**Aim of the task**
Give a count of the lines below that have the string "punimeve" in them, with no other words.
/---
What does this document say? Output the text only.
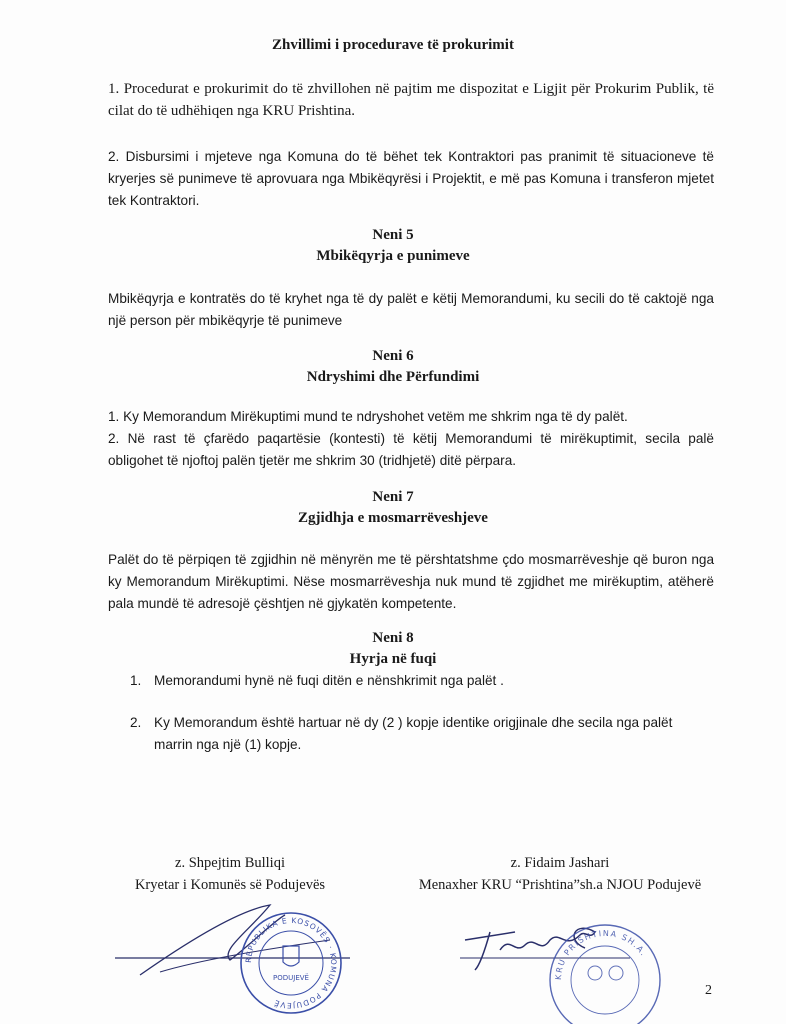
Zhvillimi i procedurave të prokurimit
1. Procedurat e prokurimit do të zhvillohen në pajtim me dispozitat e Ligjit për Prokurim Publik, të cilat do të udhëhiqen nga KRU Prishtina.
2. Disbursimi i mjeteve nga Komuna do të bëhet tek Kontraktori pas pranimit të situacioneve të kryerjes së punimeve të aprovuara nga Mbikëqyrësi i Projektit, e më pas Komuna i transferon mjetet tek Kontraktori.
Neni 5
Mbikëqyrja e punimeve
Mbikëqyrja e kontratës do të kryhet nga të dy palët e këtij Memorandumi, ku secili do të caktojë nga një person për mbikëqyrje të punimeve
Neni 6
Ndryshimi dhe Përfundimi
1. Ky Memorandum Mirëkuptimi mund te ndryshohet vetëm me shkrim nga të dy palët.
2. Në rast të çfarëdo paqartësie (kontesti) të këtij Memorandumi të mirëkuptimit, secila palë obligohet të njoftoj palën tjetër me shkrim 30 (tridhjetë) ditë përpara.
Neni 7
Zgjidhja e mosmarrëveshjeve
Palët do të përpiqen të zgjidhin në mënyrën me të përshtatshme çdo mosmarrëveshje që buron nga ky Memorandum Mirëkuptimi. Nëse mosmarrëveshja nuk mund të zgjidhet me mirëkuptim, atëherë pala mundë të adresojë çështjen në gjykatën kompetente.
Neni 8
Hyrja në fuqi
1. Memorandumi hynë në fuqi ditën e nënshkrimit nga palët .
2. Ky Memorandum është hartuar në dy (2 ) kopje identike origjinale dhe secila nga palët marrin nga një (1) kopje.
z. Shpejtim Bulliqi
Kryetar i Komunës së Podujevës
z. Fidaim Jashari
Menaxher KRU “Prishtina”sh.a NJOU Podujevë
REPUBLIKA E KOSOVËS · KOMUNA PODUJEVË
PODUJEVË	KRU PRISHTINA SH.A.
2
\---
**Full response**
3